[TASK DETAILS] Skip the images and return the records below exactly.

* begin PROVIDED RECORDS *

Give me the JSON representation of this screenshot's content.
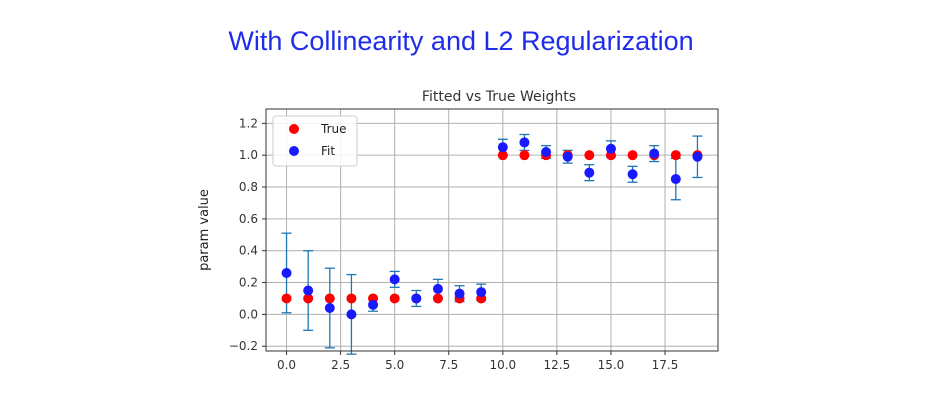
{
  "slide_title": "With Collinearity and L2 Regularization",
  "colors": {
    "title": "#1f2de8",
    "true_points": "#ff0000",
    "fit_points": "#1a1aff",
    "error_bars": "#1f77b4",
    "grid": "#b0b0b0"
  },
  "chart_data": {
    "type": "scatter",
    "title": "Fitted vs True Weights",
    "xlabel": "",
    "ylabel": "param value",
    "xlim": [
      -0.95,
      19.95
    ],
    "ylim": [
      -0.23,
      1.29
    ],
    "grid": true,
    "x_ticks": [
      0,
      2.5,
      5,
      7.5,
      10,
      12.5,
      15,
      17.5
    ],
    "x_tick_labels": [
      "0.0",
      "2.5",
      "5.0",
      "7.5",
      "10.0",
      "12.5",
      "15.0",
      "17.5"
    ],
    "y_ticks": [
      -0.2,
      0.0,
      0.2,
      0.4,
      0.6,
      0.8,
      1.0,
      1.2
    ],
    "y_tick_labels": [
      "−0.2",
      "0.0",
      "0.2",
      "0.4",
      "0.6",
      "0.8",
      "1.0",
      "1.2"
    ],
    "legend": {
      "location": "top-left",
      "entries": [
        "True",
        "Fit"
      ]
    },
    "series": [
      {
        "name": "True",
        "x": [
          0,
          1,
          2,
          3,
          4,
          5,
          6,
          7,
          8,
          9,
          10,
          11,
          12,
          13,
          14,
          15,
          16,
          17,
          18,
          19
        ],
        "y": [
          0.1,
          0.1,
          0.1,
          0.1,
          0.1,
          0.1,
          0.1,
          0.1,
          0.1,
          0.1,
          1.0,
          1.0,
          1.0,
          1.0,
          1.0,
          1.0,
          1.0,
          1.0,
          1.0,
          1.0
        ]
      },
      {
        "name": "Fit",
        "x": [
          0,
          1,
          2,
          3,
          4,
          5,
          6,
          7,
          8,
          9,
          10,
          11,
          12,
          13,
          14,
          15,
          16,
          17,
          18,
          19
        ],
        "y": [
          0.26,
          0.15,
          0.04,
          0.0,
          0.06,
          0.22,
          0.1,
          0.16,
          0.13,
          0.14,
          1.05,
          1.08,
          1.02,
          0.99,
          0.89,
          1.04,
          0.88,
          1.01,
          0.85,
          0.99
        ],
        "error": [
          0.25,
          0.25,
          0.25,
          0.25,
          0.04,
          0.05,
          0.05,
          0.06,
          0.05,
          0.05,
          0.05,
          0.05,
          0.04,
          0.04,
          0.05,
          0.05,
          0.05,
          0.05,
          0.13,
          0.13
        ]
      }
    ]
  }
}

* end PROVIDED RECORDS *

[RESPONSE]
Give me the JSON representation of this screenshot's content.
{
  "slide_title": "With Collinearity and L2 Regularization",
  "colors": {
    "title": "#1f2de8",
    "true_points": "#ff0000",
    "fit_points": "#1a1aff",
    "error_bars": "#1f77b4",
    "grid": "#b0b0b0"
  },
  "chart_data": {
    "type": "scatter",
    "title": "Fitted vs True Weights",
    "xlabel": "",
    "ylabel": "param value",
    "xlim": [
      -0.95,
      19.95
    ],
    "ylim": [
      -0.23,
      1.29
    ],
    "grid": true,
    "x_ticks": [
      0,
      2.5,
      5,
      7.5,
      10,
      12.5,
      15,
      17.5
    ],
    "x_tick_labels": [
      "0.0",
      "2.5",
      "5.0",
      "7.5",
      "10.0",
      "12.5",
      "15.0",
      "17.5"
    ],
    "y_ticks": [
      -0.2,
      0.0,
      0.2,
      0.4,
      0.6,
      0.8,
      1.0,
      1.2
    ],
    "y_tick_labels": [
      "−0.2",
      "0.0",
      "0.2",
      "0.4",
      "0.6",
      "0.8",
      "1.0",
      "1.2"
    ],
    "legend": {
      "location": "top-left",
      "entries": [
        "True",
        "Fit"
      ]
    },
    "series": [
      {
        "name": "True",
        "x": [
          0,
          1,
          2,
          3,
          4,
          5,
          6,
          7,
          8,
          9,
          10,
          11,
          12,
          13,
          14,
          15,
          16,
          17,
          18,
          19
        ],
        "y": [
          0.1,
          0.1,
          0.1,
          0.1,
          0.1,
          0.1,
          0.1,
          0.1,
          0.1,
          0.1,
          1.0,
          1.0,
          1.0,
          1.0,
          1.0,
          1.0,
          1.0,
          1.0,
          1.0,
          1.0
        ]
      },
      {
        "name": "Fit",
        "x": [
          0,
          1,
          2,
          3,
          4,
          5,
          6,
          7,
          8,
          9,
          10,
          11,
          12,
          13,
          14,
          15,
          16,
          17,
          18,
          19
        ],
        "y": [
          0.26,
          0.15,
          0.04,
          0.0,
          0.06,
          0.22,
          0.1,
          0.16,
          0.13,
          0.14,
          1.05,
          1.08,
          1.02,
          0.99,
          0.89,
          1.04,
          0.88,
          1.01,
          0.85,
          0.99
        ],
        "error": [
          0.25,
          0.25,
          0.25,
          0.25,
          0.04,
          0.05,
          0.05,
          0.06,
          0.05,
          0.05,
          0.05,
          0.05,
          0.04,
          0.04,
          0.05,
          0.05,
          0.05,
          0.05,
          0.13,
          0.13
        ]
      }
    ]
  }
}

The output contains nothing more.